▸ Problem description: Gather every line in the listing below that contains the string "panel" and copy each line in full. Treat uppercase and lowercase letters as different.

▸ Input for this task:
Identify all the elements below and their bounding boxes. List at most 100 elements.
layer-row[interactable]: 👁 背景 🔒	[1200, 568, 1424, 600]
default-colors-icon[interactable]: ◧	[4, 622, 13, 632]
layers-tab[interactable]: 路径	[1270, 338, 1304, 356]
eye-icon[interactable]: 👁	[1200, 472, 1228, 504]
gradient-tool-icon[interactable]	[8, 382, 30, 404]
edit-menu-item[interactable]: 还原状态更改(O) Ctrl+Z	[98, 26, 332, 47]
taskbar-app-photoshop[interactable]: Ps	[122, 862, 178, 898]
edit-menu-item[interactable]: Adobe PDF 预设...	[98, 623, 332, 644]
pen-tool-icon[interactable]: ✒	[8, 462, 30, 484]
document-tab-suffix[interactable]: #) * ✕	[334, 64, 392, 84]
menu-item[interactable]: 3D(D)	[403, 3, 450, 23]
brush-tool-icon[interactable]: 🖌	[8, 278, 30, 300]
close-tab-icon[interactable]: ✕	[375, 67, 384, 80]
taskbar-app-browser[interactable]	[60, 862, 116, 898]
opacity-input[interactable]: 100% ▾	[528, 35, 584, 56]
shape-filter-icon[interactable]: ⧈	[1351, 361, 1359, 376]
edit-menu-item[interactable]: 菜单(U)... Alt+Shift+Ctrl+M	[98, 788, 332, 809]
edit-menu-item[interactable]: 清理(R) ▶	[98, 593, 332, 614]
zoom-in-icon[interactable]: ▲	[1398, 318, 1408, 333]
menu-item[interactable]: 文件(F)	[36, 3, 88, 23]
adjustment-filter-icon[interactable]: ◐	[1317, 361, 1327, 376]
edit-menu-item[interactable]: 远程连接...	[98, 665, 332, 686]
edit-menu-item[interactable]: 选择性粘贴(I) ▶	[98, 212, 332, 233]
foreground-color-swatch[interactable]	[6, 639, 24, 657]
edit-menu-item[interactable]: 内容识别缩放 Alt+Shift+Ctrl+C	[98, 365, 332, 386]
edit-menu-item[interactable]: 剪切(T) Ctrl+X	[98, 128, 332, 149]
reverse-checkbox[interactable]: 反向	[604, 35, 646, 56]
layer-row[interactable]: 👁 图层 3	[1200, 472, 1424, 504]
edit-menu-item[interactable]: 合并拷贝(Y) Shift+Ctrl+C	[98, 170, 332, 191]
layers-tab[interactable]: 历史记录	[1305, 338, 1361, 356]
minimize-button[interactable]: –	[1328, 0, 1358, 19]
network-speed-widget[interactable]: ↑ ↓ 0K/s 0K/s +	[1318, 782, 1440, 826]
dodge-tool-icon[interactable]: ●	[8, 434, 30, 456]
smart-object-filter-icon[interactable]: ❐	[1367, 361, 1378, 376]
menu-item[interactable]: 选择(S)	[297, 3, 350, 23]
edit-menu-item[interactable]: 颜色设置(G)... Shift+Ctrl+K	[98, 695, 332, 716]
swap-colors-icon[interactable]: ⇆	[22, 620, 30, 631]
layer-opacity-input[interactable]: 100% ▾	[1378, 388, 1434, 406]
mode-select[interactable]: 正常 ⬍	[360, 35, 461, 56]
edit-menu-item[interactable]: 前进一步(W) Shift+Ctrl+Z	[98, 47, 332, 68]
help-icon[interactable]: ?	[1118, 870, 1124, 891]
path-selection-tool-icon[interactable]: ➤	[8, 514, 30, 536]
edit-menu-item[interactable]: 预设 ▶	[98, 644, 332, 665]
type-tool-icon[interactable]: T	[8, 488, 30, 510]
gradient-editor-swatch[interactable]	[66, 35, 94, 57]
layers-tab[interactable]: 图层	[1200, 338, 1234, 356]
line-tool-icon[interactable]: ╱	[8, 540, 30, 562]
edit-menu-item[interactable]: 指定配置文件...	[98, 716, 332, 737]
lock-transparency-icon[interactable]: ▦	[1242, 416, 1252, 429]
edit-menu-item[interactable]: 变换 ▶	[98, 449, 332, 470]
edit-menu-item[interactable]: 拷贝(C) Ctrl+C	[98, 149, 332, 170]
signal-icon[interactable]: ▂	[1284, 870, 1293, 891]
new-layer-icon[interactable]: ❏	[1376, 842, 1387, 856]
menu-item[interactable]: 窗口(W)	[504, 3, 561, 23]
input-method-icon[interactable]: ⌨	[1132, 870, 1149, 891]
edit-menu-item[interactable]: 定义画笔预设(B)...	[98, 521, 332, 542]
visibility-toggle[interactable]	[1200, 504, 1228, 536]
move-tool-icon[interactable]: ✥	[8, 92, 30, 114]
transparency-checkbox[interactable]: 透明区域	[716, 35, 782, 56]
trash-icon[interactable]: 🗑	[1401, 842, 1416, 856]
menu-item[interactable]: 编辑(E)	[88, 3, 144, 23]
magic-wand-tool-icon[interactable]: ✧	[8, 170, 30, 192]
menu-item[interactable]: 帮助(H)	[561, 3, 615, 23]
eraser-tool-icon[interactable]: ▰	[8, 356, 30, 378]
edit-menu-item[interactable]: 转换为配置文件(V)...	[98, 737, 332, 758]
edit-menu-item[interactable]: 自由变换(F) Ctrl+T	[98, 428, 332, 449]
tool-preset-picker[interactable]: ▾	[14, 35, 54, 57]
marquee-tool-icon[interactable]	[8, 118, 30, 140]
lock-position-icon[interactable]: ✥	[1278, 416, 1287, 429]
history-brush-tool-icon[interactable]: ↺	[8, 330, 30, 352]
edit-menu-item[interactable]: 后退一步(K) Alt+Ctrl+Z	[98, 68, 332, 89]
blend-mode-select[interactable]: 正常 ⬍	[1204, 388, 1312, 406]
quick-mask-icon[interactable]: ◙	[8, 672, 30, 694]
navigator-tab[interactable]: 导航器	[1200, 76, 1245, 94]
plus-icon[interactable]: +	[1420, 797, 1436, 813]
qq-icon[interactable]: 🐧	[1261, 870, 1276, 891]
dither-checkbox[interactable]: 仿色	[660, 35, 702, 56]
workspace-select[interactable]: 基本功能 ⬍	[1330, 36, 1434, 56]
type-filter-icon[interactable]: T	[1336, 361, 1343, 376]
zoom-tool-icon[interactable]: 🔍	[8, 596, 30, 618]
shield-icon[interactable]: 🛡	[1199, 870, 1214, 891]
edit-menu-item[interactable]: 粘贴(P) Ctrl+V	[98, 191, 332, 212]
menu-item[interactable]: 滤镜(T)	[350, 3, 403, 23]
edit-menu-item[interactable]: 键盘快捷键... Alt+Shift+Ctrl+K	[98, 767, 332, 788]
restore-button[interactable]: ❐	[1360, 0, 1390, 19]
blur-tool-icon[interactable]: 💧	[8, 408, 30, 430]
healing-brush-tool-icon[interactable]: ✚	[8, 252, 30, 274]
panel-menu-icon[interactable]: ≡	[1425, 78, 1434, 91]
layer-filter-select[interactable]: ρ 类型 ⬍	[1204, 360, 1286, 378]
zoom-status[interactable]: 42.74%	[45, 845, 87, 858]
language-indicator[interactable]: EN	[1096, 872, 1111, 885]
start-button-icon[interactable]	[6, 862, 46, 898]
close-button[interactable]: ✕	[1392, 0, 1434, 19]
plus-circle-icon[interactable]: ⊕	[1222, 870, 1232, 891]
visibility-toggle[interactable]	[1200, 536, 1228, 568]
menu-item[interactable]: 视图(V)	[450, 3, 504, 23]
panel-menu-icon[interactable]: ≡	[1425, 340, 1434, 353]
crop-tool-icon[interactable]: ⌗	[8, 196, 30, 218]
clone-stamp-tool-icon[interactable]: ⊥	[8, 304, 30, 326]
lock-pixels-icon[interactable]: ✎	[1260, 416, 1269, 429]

▸ Response to the exercise:
panel-menu-icon[interactable]: ≡	[1425, 78, 1434, 91]
panel-menu-icon[interactable]: ≡	[1425, 340, 1434, 353]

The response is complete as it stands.